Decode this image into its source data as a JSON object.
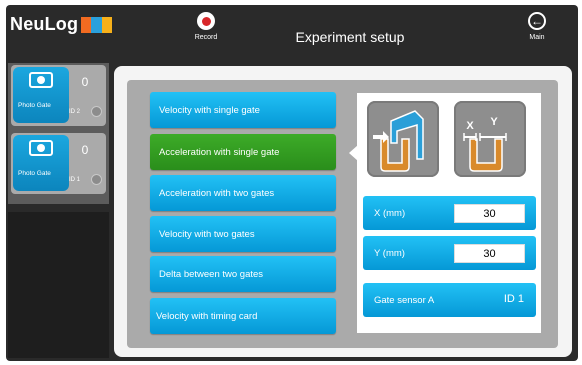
{
  "app": {
    "logo_text": "NeuLog",
    "logo_colors": [
      "#f26b21",
      "#2aa0dc",
      "#f7b01a"
    ]
  },
  "header": {
    "record_label": "Record",
    "record_icon": "record-icon",
    "title": "Experiment setup",
    "main_label": "Main",
    "main_icon": "back-arrow-icon",
    "main_glyph": "←"
  },
  "sensors": [
    {
      "name": "Photo Gate",
      "value": "0",
      "id_label": "ID 2",
      "icon": "eye-icon"
    },
    {
      "name": "Photo Gate",
      "value": "0",
      "id_label": "ID 1",
      "icon": "eye-icon"
    }
  ],
  "experiments": [
    {
      "label": "Velocity with single gate",
      "selected": false
    },
    {
      "label": "Acceleration with single gate",
      "selected": true
    },
    {
      "label": "Acceleration with two gates",
      "selected": false
    },
    {
      "label": "Velocity with two gates",
      "selected": false
    },
    {
      "label": "Delta between two gates",
      "selected": false
    },
    {
      "label": "Velocity with timing card",
      "selected": false
    }
  ],
  "settings": {
    "modes": [
      {
        "icon": "photo-gate-flag-icon",
        "selected": true
      },
      {
        "icon": "photo-gate-xy-icon",
        "selected": false,
        "label_x": "X",
        "label_y": "Y"
      }
    ],
    "x_label": "X (mm)",
    "x_value": "30",
    "y_label": "Y (mm)",
    "y_value": "30",
    "gate_label": "Gate sensor A",
    "gate_value": "ID 1"
  },
  "colors": {
    "button_blue": "#0ea9e6",
    "selected_green": "#35a023",
    "record_red": "#d8272a",
    "gate_orange": "#d98a2b"
  }
}
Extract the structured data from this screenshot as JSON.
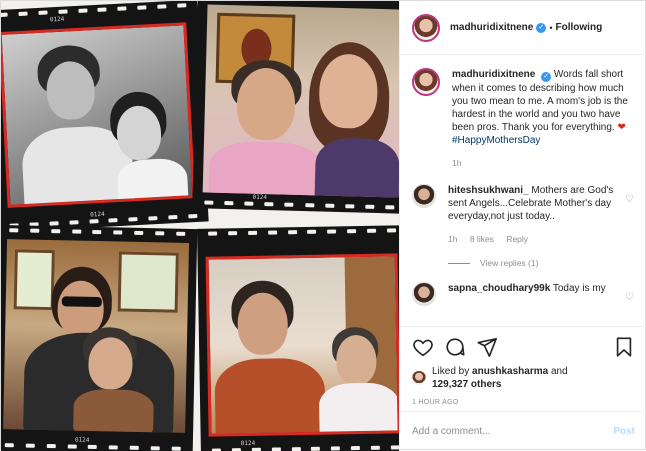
{
  "media": {
    "film_numbers": [
      "0124",
      "0124",
      "0124",
      "0124",
      "0124"
    ]
  },
  "header": {
    "username": "madhuridixitnene",
    "follow_label": "Following"
  },
  "caption": {
    "username": "madhuridixitnene",
    "text": "Words fall short when it comes to describing how much you two mean to me. A mom's job is the hardest in the world and you two have been pros. Thank you for everything.",
    "hashtag": "#HappyMothersDay",
    "time": "1h"
  },
  "comments": [
    {
      "username": "hiteshsukhwani_",
      "text": "Mothers are God's sent Angels...Celebrate Mother's day everyday,not just today..",
      "time": "1h",
      "likes": "8 likes",
      "reply_label": "Reply",
      "view_replies": "View replies (1)"
    },
    {
      "username": "sapna_choudhary99k",
      "text": "Today is my"
    }
  ],
  "likes": {
    "prefix": "Liked by",
    "by_user": "anushkasharma",
    "connector": "and",
    "others": "129,327 others"
  },
  "post_time": "1 HOUR AGO",
  "comment_input": {
    "placeholder": "Add a comment...",
    "post_label": "Post"
  },
  "icons": [
    "verified-badge-icon",
    "heart-icon",
    "comment-icon",
    "share-icon",
    "bookmark-icon",
    "small-heart-icon"
  ],
  "colors": {
    "accent_blue": "#3897f0",
    "link_blue": "#00376b",
    "frame_red": "#d62a23",
    "muted_gray": "#8e8e8e"
  }
}
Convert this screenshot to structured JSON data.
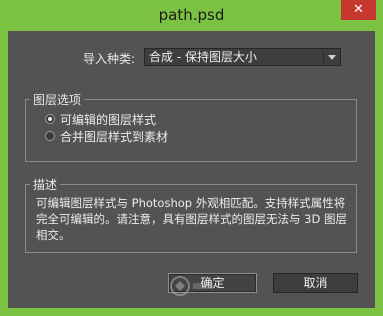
{
  "window": {
    "title": "path.psd",
    "close_glyph": "✕"
  },
  "import_type": {
    "label": "导入种类:",
    "selected": "合成 - 保持图层大小"
  },
  "layer_options": {
    "title": "图层选项",
    "options": [
      {
        "label": "可编辑的图层样式",
        "checked": true
      },
      {
        "label": "合并图层样式到素材",
        "checked": false
      }
    ]
  },
  "description": {
    "title": "描述",
    "text": "可编辑图层样式与 Photoshop 外观相匹配。支持样式属性将完全可编辑的。请注意，具有图层样式的图层无法与 3D 图层相交。"
  },
  "buttons": {
    "ok": "确定",
    "cancel": "取消"
  },
  "colors": {
    "title_bar": "#7cc242",
    "dialog_bg": "#535353",
    "close_button": "#c7372f"
  }
}
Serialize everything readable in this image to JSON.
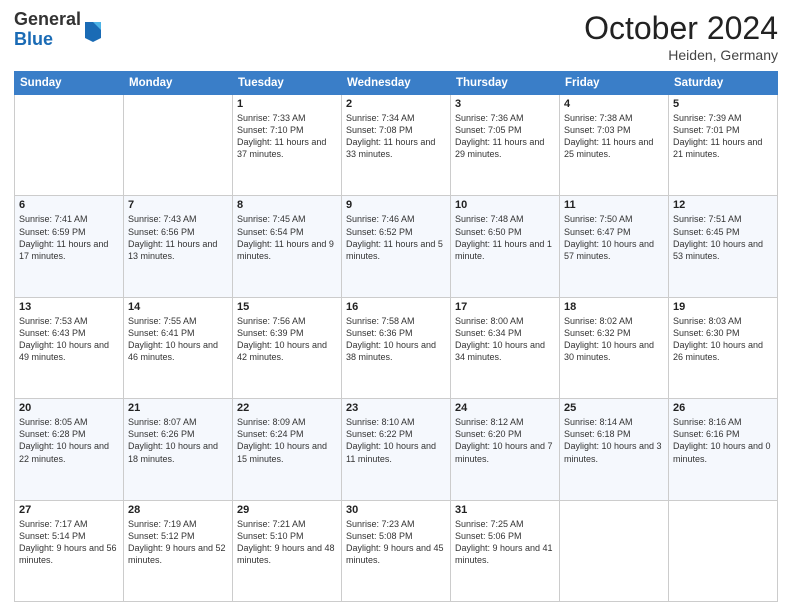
{
  "logo": {
    "general": "General",
    "blue": "Blue"
  },
  "header": {
    "month": "October 2024",
    "location": "Heiden, Germany"
  },
  "weekdays": [
    "Sunday",
    "Monday",
    "Tuesday",
    "Wednesday",
    "Thursday",
    "Friday",
    "Saturday"
  ],
  "weeks": [
    [
      {
        "day": "",
        "sunrise": "",
        "sunset": "",
        "daylight": ""
      },
      {
        "day": "",
        "sunrise": "",
        "sunset": "",
        "daylight": ""
      },
      {
        "day": "1",
        "sunrise": "Sunrise: 7:33 AM",
        "sunset": "Sunset: 7:10 PM",
        "daylight": "Daylight: 11 hours and 37 minutes."
      },
      {
        "day": "2",
        "sunrise": "Sunrise: 7:34 AM",
        "sunset": "Sunset: 7:08 PM",
        "daylight": "Daylight: 11 hours and 33 minutes."
      },
      {
        "day": "3",
        "sunrise": "Sunrise: 7:36 AM",
        "sunset": "Sunset: 7:05 PM",
        "daylight": "Daylight: 11 hours and 29 minutes."
      },
      {
        "day": "4",
        "sunrise": "Sunrise: 7:38 AM",
        "sunset": "Sunset: 7:03 PM",
        "daylight": "Daylight: 11 hours and 25 minutes."
      },
      {
        "day": "5",
        "sunrise": "Sunrise: 7:39 AM",
        "sunset": "Sunset: 7:01 PM",
        "daylight": "Daylight: 11 hours and 21 minutes."
      }
    ],
    [
      {
        "day": "6",
        "sunrise": "Sunrise: 7:41 AM",
        "sunset": "Sunset: 6:59 PM",
        "daylight": "Daylight: 11 hours and 17 minutes."
      },
      {
        "day": "7",
        "sunrise": "Sunrise: 7:43 AM",
        "sunset": "Sunset: 6:56 PM",
        "daylight": "Daylight: 11 hours and 13 minutes."
      },
      {
        "day": "8",
        "sunrise": "Sunrise: 7:45 AM",
        "sunset": "Sunset: 6:54 PM",
        "daylight": "Daylight: 11 hours and 9 minutes."
      },
      {
        "day": "9",
        "sunrise": "Sunrise: 7:46 AM",
        "sunset": "Sunset: 6:52 PM",
        "daylight": "Daylight: 11 hours and 5 minutes."
      },
      {
        "day": "10",
        "sunrise": "Sunrise: 7:48 AM",
        "sunset": "Sunset: 6:50 PM",
        "daylight": "Daylight: 11 hours and 1 minute."
      },
      {
        "day": "11",
        "sunrise": "Sunrise: 7:50 AM",
        "sunset": "Sunset: 6:47 PM",
        "daylight": "Daylight: 10 hours and 57 minutes."
      },
      {
        "day": "12",
        "sunrise": "Sunrise: 7:51 AM",
        "sunset": "Sunset: 6:45 PM",
        "daylight": "Daylight: 10 hours and 53 minutes."
      }
    ],
    [
      {
        "day": "13",
        "sunrise": "Sunrise: 7:53 AM",
        "sunset": "Sunset: 6:43 PM",
        "daylight": "Daylight: 10 hours and 49 minutes."
      },
      {
        "day": "14",
        "sunrise": "Sunrise: 7:55 AM",
        "sunset": "Sunset: 6:41 PM",
        "daylight": "Daylight: 10 hours and 46 minutes."
      },
      {
        "day": "15",
        "sunrise": "Sunrise: 7:56 AM",
        "sunset": "Sunset: 6:39 PM",
        "daylight": "Daylight: 10 hours and 42 minutes."
      },
      {
        "day": "16",
        "sunrise": "Sunrise: 7:58 AM",
        "sunset": "Sunset: 6:36 PM",
        "daylight": "Daylight: 10 hours and 38 minutes."
      },
      {
        "day": "17",
        "sunrise": "Sunrise: 8:00 AM",
        "sunset": "Sunset: 6:34 PM",
        "daylight": "Daylight: 10 hours and 34 minutes."
      },
      {
        "day": "18",
        "sunrise": "Sunrise: 8:02 AM",
        "sunset": "Sunset: 6:32 PM",
        "daylight": "Daylight: 10 hours and 30 minutes."
      },
      {
        "day": "19",
        "sunrise": "Sunrise: 8:03 AM",
        "sunset": "Sunset: 6:30 PM",
        "daylight": "Daylight: 10 hours and 26 minutes."
      }
    ],
    [
      {
        "day": "20",
        "sunrise": "Sunrise: 8:05 AM",
        "sunset": "Sunset: 6:28 PM",
        "daylight": "Daylight: 10 hours and 22 minutes."
      },
      {
        "day": "21",
        "sunrise": "Sunrise: 8:07 AM",
        "sunset": "Sunset: 6:26 PM",
        "daylight": "Daylight: 10 hours and 18 minutes."
      },
      {
        "day": "22",
        "sunrise": "Sunrise: 8:09 AM",
        "sunset": "Sunset: 6:24 PM",
        "daylight": "Daylight: 10 hours and 15 minutes."
      },
      {
        "day": "23",
        "sunrise": "Sunrise: 8:10 AM",
        "sunset": "Sunset: 6:22 PM",
        "daylight": "Daylight: 10 hours and 11 minutes."
      },
      {
        "day": "24",
        "sunrise": "Sunrise: 8:12 AM",
        "sunset": "Sunset: 6:20 PM",
        "daylight": "Daylight: 10 hours and 7 minutes."
      },
      {
        "day": "25",
        "sunrise": "Sunrise: 8:14 AM",
        "sunset": "Sunset: 6:18 PM",
        "daylight": "Daylight: 10 hours and 3 minutes."
      },
      {
        "day": "26",
        "sunrise": "Sunrise: 8:16 AM",
        "sunset": "Sunset: 6:16 PM",
        "daylight": "Daylight: 10 hours and 0 minutes."
      }
    ],
    [
      {
        "day": "27",
        "sunrise": "Sunrise: 7:17 AM",
        "sunset": "Sunset: 5:14 PM",
        "daylight": "Daylight: 9 hours and 56 minutes."
      },
      {
        "day": "28",
        "sunrise": "Sunrise: 7:19 AM",
        "sunset": "Sunset: 5:12 PM",
        "daylight": "Daylight: 9 hours and 52 minutes."
      },
      {
        "day": "29",
        "sunrise": "Sunrise: 7:21 AM",
        "sunset": "Sunset: 5:10 PM",
        "daylight": "Daylight: 9 hours and 48 minutes."
      },
      {
        "day": "30",
        "sunrise": "Sunrise: 7:23 AM",
        "sunset": "Sunset: 5:08 PM",
        "daylight": "Daylight: 9 hours and 45 minutes."
      },
      {
        "day": "31",
        "sunrise": "Sunrise: 7:25 AM",
        "sunset": "Sunset: 5:06 PM",
        "daylight": "Daylight: 9 hours and 41 minutes."
      },
      {
        "day": "",
        "sunrise": "",
        "sunset": "",
        "daylight": ""
      },
      {
        "day": "",
        "sunrise": "",
        "sunset": "",
        "daylight": ""
      }
    ]
  ]
}
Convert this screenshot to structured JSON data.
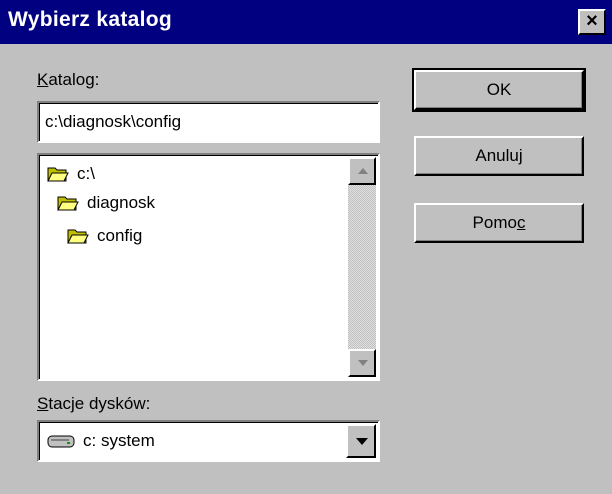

★ ★ ★ ★ ★ ★ ★

Exercise brief >>
Find the lines holding "image" and list every one.

Written response >>
Decode this image into its source data as a JSON object.
Serialize everything readable in this image to JSON.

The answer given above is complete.